SET PROBLEM: Repeat, exactly and alone, every line from the line that contains "Extract all readable text from this page." to the end of the entries.

..............................

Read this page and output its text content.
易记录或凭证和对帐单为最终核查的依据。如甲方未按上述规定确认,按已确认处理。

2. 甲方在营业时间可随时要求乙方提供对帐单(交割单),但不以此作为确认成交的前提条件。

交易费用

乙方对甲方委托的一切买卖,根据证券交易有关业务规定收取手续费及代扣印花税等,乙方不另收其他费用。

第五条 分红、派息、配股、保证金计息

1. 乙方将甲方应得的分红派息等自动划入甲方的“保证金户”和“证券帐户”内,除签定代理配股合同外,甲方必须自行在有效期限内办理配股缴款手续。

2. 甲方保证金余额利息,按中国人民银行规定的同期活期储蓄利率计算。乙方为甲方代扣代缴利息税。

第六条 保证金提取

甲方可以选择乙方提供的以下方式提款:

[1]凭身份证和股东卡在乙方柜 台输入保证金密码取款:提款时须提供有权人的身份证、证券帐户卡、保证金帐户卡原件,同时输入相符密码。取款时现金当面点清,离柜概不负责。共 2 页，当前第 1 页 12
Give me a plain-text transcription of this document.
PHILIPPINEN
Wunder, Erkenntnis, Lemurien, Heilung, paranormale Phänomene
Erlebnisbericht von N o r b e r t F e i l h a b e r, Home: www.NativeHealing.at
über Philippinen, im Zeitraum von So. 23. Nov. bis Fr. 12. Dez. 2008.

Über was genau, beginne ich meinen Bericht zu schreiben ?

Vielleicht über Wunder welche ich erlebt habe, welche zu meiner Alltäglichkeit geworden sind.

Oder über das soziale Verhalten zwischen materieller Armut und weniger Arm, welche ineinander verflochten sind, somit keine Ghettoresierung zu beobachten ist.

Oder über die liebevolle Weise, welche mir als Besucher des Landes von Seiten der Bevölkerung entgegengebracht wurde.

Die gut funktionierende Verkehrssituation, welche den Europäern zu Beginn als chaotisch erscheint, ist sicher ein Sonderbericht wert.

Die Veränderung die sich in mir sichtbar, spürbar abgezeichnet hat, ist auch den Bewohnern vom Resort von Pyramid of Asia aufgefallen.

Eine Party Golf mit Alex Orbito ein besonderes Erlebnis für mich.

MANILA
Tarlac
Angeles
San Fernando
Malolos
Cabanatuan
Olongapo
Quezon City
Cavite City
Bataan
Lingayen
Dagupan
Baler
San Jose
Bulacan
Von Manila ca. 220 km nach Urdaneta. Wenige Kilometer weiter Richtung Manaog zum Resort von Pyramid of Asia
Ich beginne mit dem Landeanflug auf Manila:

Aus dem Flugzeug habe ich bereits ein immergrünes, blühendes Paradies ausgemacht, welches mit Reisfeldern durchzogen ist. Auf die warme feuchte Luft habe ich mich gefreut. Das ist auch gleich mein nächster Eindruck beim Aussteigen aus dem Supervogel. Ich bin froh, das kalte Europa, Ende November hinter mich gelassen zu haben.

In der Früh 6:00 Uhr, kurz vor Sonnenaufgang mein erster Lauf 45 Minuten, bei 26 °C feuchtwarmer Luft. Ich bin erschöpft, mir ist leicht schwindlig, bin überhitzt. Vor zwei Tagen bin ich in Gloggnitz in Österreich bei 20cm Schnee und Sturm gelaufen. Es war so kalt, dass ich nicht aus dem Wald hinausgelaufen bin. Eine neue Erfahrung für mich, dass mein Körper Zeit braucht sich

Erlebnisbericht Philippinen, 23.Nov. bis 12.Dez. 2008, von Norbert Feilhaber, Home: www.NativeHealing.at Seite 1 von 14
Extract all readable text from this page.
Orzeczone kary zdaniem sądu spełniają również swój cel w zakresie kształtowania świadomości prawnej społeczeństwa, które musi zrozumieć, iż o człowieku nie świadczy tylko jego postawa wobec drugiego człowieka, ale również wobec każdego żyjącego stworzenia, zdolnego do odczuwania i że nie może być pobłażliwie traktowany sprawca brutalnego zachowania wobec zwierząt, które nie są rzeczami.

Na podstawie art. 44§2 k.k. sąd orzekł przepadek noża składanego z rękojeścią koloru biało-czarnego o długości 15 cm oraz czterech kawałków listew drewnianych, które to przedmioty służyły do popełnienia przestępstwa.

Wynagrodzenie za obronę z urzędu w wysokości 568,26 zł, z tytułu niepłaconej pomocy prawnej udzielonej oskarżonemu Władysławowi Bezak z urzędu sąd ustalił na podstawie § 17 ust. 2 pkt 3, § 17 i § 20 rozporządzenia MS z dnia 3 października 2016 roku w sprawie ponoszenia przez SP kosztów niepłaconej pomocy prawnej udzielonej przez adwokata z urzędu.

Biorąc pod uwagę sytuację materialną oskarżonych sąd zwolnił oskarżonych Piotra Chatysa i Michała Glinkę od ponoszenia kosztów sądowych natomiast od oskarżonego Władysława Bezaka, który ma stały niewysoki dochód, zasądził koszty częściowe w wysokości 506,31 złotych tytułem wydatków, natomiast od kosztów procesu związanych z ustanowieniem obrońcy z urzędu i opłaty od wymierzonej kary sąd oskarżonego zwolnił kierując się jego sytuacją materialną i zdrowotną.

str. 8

..............................

FULL RESPONSE:
Extract all readable text from this page.
Orzeczone kary zdaniem sądu spełniają również swój cel w zakresie kształtowania świadomości prawnej społeczeństwa, które musi zrozumieć, iż o człowieku nie świadczy tylko jego postawa wobec drugiego człowieka, ale również wobec każdego żyjącego stworzenia, zdolnego do odczuwania i że nie może być pobłażliwie traktowany sprawca brutalnego zachowania wobec zwierząt, które nie są rzeczami.

Na podstawie art. 44§2 k.k. sąd orzekł przepadek noża składanego z rękojeścią koloru biało-czarnego o długości 15 cm oraz czterech kawałków listew drewnianych, które to przedmioty służyły do popełnienia przestępstwa.

Wynagrodzenie za obronę z urzędu w wysokości 568,26 zł, z tytułu niepłaconej pomocy prawnej udzielonej oskarżonemu Władysławowi Bezak z urzędu sąd ustalił na podstawie § 17 ust. 2 pkt 3, § 17 i § 20 rozporządzenia MS z dnia 3 października 2016 roku w sprawie ponoszenia przez SP kosztów niepłaconej pomocy prawnej udzielonej przez adwokata z urzędu.

Biorąc pod uwagę sytuację materialną oskarżonych sąd zwolnił oskarżonych Piotra Chatysa i Michała Glinkę od ponoszenia kosztów sądowych natomiast od oskarżonego Władysława Bezaka, który ma stały niewysoki dochód, zasądził koszty częściowe w wysokości 506,31 złotych tytułem wydatków, natomiast od kosztów procesu związanych z ustanowieniem obrońcy z urzędu i opłaty od wymierzonej kary sąd oskarżonego zwolnił kierując się jego sytuacją materialną i zdrowotną.

str. 8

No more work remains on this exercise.